[Start]

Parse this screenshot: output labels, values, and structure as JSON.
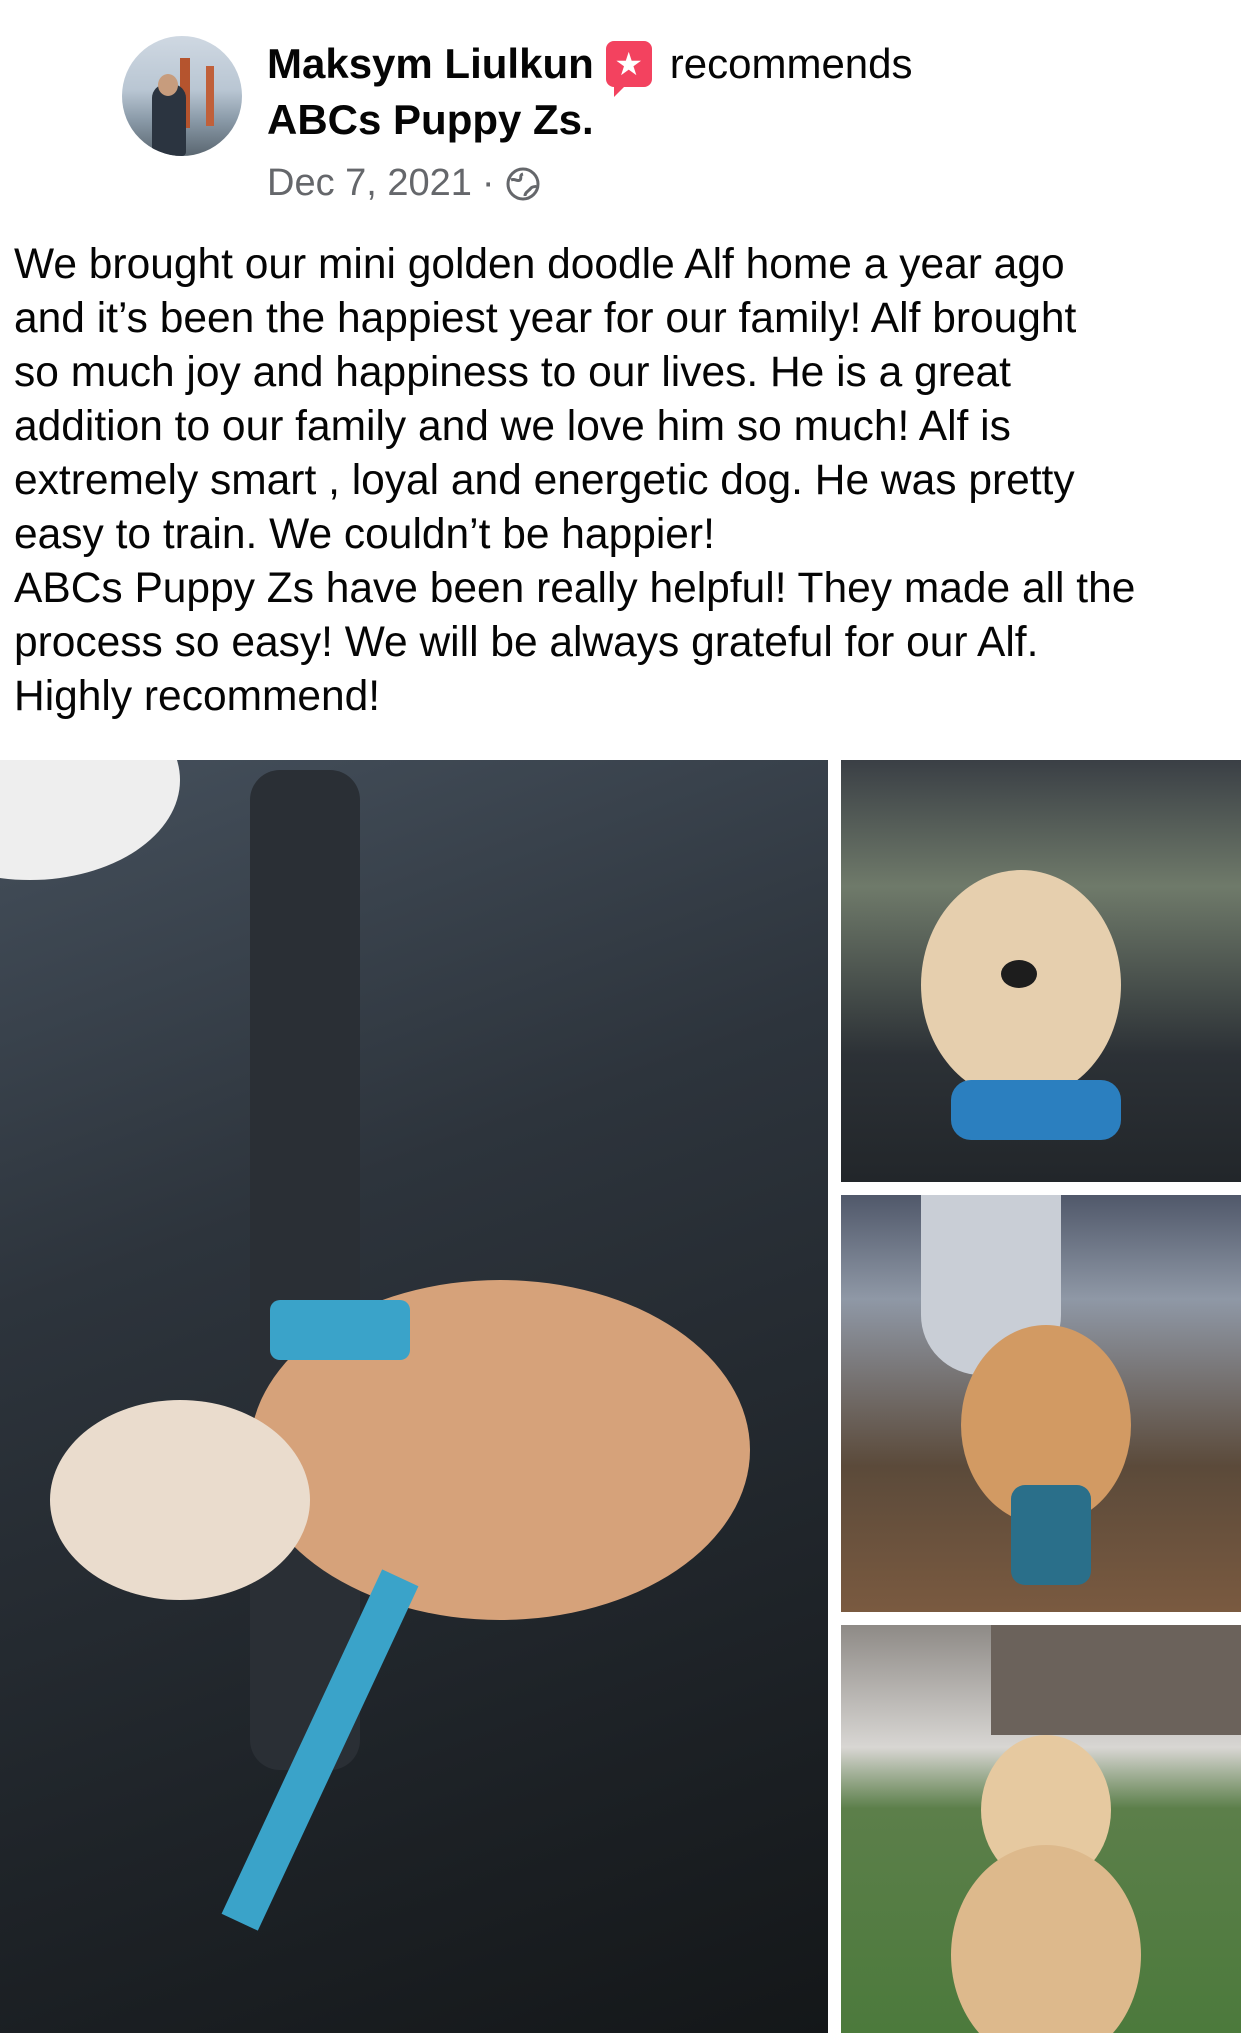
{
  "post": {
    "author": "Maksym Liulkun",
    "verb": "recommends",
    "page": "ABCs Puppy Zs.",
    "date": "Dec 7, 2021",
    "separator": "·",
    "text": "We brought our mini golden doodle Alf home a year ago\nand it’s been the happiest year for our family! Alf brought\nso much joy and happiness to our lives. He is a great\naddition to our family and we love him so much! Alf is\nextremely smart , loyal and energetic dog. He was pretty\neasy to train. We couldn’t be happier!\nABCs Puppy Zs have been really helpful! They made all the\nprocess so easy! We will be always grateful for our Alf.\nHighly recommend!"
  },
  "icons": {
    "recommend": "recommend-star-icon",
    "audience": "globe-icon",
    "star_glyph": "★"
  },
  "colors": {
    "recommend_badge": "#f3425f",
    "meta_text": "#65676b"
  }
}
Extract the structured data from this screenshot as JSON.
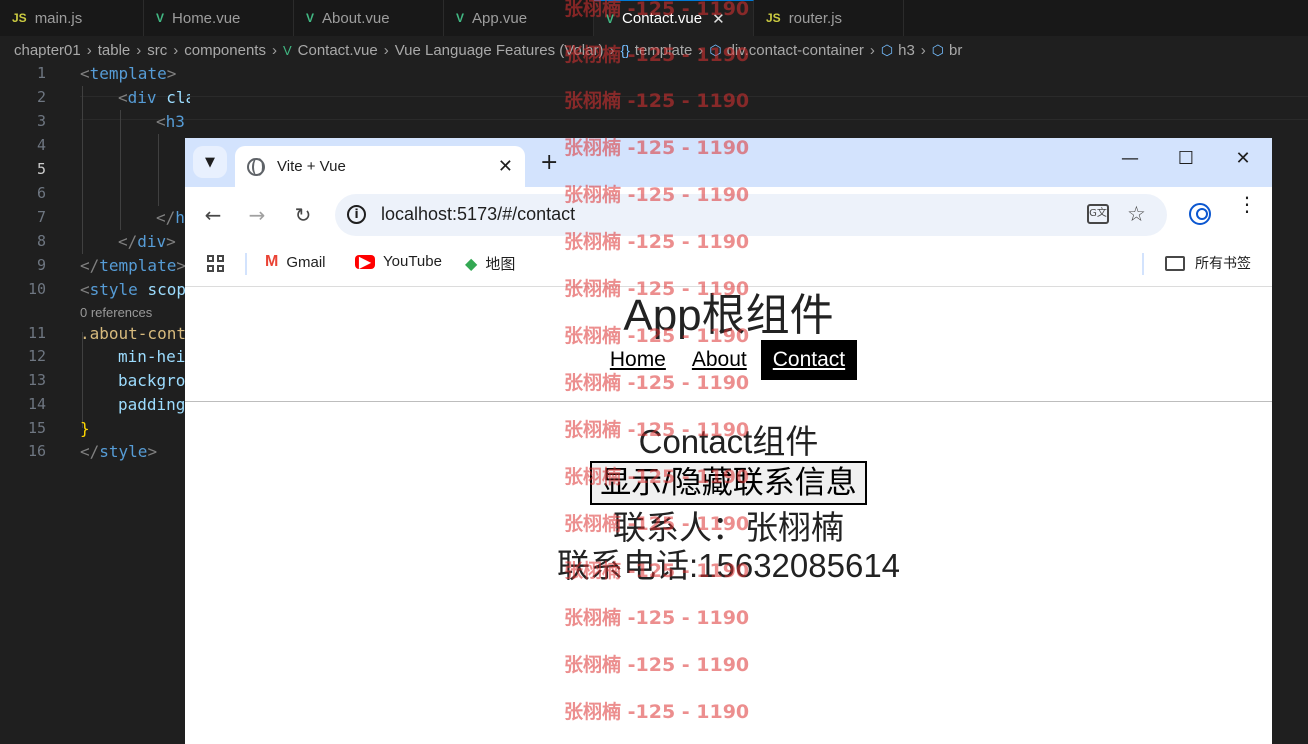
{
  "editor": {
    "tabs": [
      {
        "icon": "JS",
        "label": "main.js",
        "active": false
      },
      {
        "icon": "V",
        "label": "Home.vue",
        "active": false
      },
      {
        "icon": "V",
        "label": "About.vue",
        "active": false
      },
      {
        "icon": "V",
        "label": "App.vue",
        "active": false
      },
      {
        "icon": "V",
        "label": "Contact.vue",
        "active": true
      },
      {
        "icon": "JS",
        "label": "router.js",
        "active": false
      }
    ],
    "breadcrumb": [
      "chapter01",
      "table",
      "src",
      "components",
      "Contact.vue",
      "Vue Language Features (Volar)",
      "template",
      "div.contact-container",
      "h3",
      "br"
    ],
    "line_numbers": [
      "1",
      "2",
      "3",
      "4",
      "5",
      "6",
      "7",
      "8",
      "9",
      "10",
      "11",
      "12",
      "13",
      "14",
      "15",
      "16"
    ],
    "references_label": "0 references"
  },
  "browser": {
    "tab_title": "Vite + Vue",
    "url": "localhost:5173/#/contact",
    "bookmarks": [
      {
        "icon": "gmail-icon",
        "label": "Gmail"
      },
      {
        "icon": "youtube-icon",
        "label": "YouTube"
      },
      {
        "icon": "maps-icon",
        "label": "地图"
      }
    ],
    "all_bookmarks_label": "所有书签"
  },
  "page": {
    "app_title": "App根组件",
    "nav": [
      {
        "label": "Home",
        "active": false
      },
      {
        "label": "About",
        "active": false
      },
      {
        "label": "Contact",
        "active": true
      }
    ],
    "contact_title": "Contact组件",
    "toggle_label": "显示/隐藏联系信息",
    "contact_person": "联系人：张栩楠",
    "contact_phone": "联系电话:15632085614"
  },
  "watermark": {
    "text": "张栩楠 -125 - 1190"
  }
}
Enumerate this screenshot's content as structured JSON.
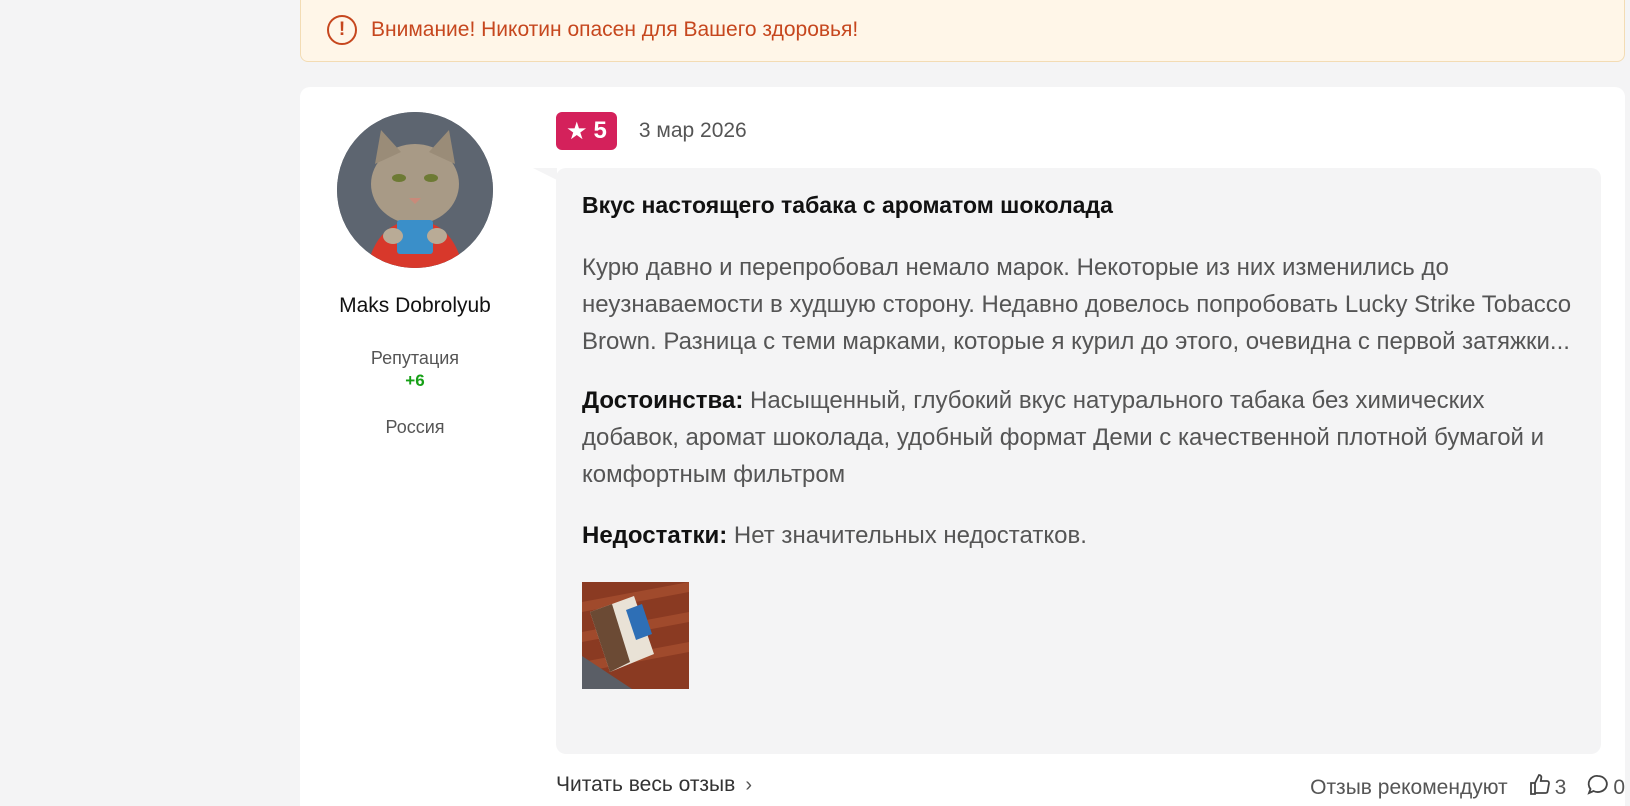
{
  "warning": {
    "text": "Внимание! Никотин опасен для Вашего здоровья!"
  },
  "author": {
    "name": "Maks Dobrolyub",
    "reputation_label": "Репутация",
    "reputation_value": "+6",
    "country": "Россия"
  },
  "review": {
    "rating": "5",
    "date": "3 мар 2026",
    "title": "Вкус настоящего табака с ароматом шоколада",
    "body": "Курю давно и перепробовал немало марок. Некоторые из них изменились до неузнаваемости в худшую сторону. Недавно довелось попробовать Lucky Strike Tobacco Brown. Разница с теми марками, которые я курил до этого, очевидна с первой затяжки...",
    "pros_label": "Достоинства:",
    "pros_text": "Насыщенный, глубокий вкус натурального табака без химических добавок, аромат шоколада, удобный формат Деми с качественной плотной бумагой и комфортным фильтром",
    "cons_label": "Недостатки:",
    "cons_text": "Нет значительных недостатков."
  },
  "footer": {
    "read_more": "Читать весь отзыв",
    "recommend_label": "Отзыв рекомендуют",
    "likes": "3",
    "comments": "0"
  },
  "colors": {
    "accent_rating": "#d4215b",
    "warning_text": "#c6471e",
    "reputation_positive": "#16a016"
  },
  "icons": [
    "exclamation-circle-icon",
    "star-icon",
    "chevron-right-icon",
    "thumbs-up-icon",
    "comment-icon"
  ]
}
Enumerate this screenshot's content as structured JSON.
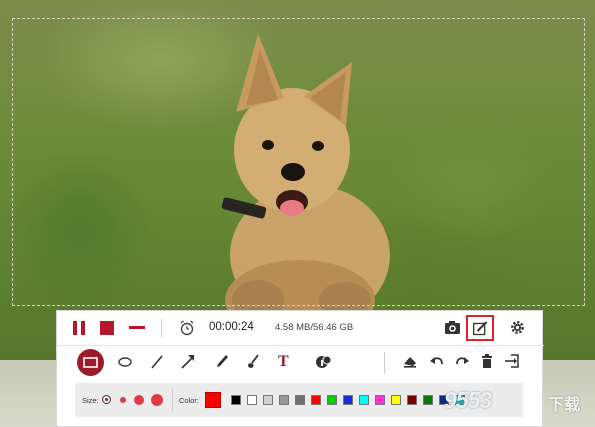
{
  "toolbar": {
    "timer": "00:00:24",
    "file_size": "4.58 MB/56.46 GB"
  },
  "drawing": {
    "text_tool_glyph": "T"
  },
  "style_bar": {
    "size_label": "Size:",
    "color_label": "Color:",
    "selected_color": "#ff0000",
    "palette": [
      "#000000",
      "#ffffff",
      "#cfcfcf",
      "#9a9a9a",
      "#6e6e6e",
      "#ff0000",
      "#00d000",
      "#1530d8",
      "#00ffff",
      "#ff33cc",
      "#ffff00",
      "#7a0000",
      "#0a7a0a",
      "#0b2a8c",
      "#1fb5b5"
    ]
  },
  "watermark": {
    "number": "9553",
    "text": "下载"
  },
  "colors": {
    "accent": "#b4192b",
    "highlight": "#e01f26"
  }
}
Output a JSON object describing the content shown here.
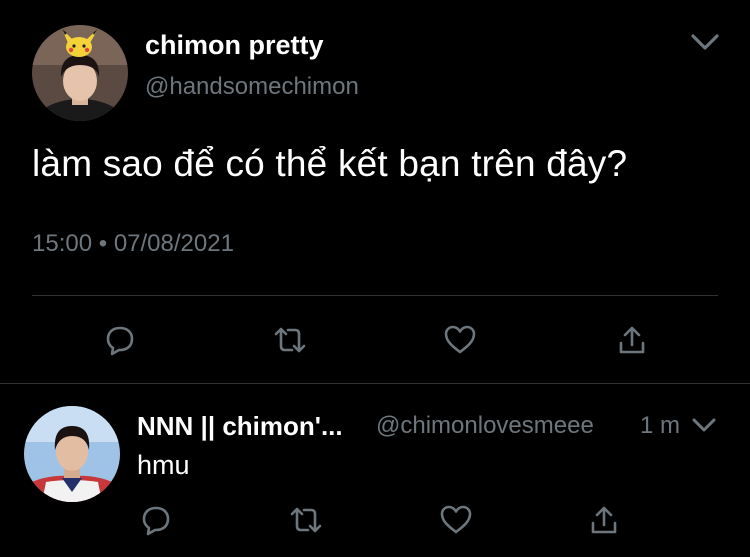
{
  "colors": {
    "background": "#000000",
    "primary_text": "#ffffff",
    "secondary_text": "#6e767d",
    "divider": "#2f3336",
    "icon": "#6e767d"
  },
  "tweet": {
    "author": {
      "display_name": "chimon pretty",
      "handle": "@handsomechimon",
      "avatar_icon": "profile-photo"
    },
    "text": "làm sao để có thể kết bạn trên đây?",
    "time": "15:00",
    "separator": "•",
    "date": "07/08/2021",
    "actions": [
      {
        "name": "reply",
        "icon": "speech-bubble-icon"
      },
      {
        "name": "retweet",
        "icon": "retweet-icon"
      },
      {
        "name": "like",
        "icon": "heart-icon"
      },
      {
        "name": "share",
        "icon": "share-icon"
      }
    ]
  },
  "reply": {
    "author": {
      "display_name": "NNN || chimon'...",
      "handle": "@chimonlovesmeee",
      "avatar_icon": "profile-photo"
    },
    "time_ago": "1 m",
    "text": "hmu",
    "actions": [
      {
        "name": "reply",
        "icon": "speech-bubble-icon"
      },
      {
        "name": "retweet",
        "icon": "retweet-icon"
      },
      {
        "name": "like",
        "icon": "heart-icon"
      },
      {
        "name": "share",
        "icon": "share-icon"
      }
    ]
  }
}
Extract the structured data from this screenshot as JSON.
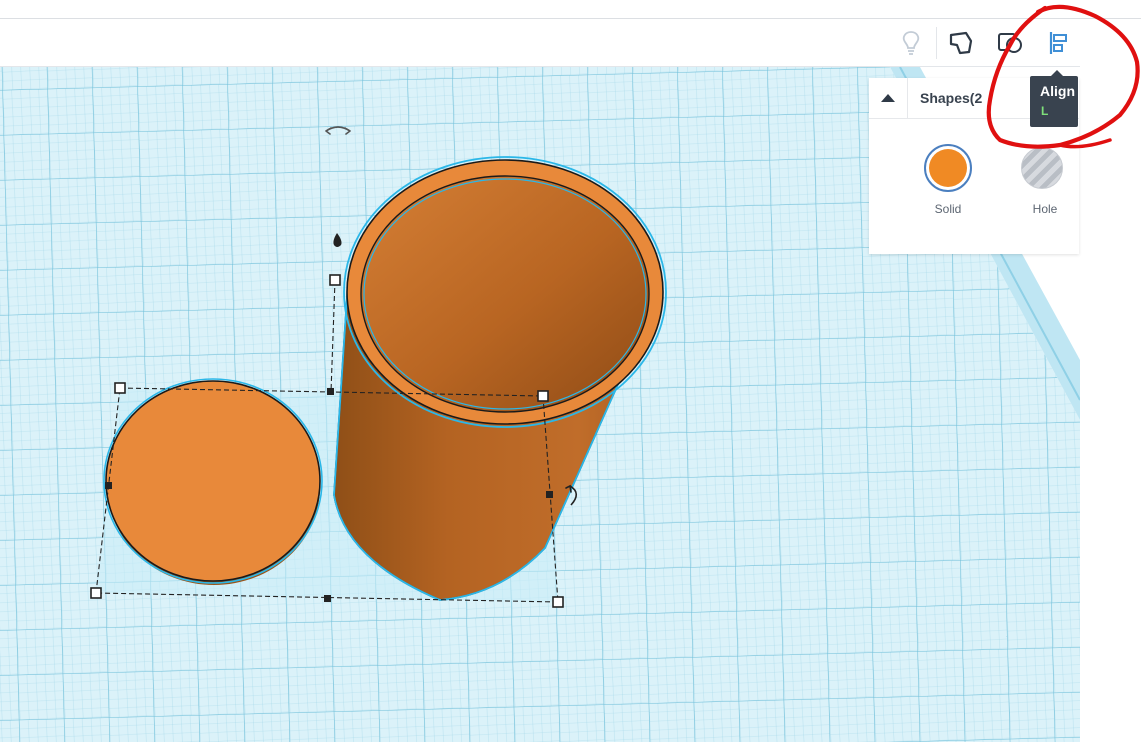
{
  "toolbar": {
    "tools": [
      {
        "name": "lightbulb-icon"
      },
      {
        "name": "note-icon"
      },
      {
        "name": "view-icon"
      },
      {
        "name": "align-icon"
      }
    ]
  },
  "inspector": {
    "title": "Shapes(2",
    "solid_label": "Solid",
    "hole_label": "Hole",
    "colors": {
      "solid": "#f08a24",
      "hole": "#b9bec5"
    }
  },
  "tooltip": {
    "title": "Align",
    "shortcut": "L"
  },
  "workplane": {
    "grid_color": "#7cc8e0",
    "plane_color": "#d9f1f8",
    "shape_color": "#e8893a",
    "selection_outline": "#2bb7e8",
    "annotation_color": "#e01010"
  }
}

[End]

▶ DIRECTION
Write down the number of lines where the word "табака" appears, and nothing further.

▶ EXERCISE RESPONSE
2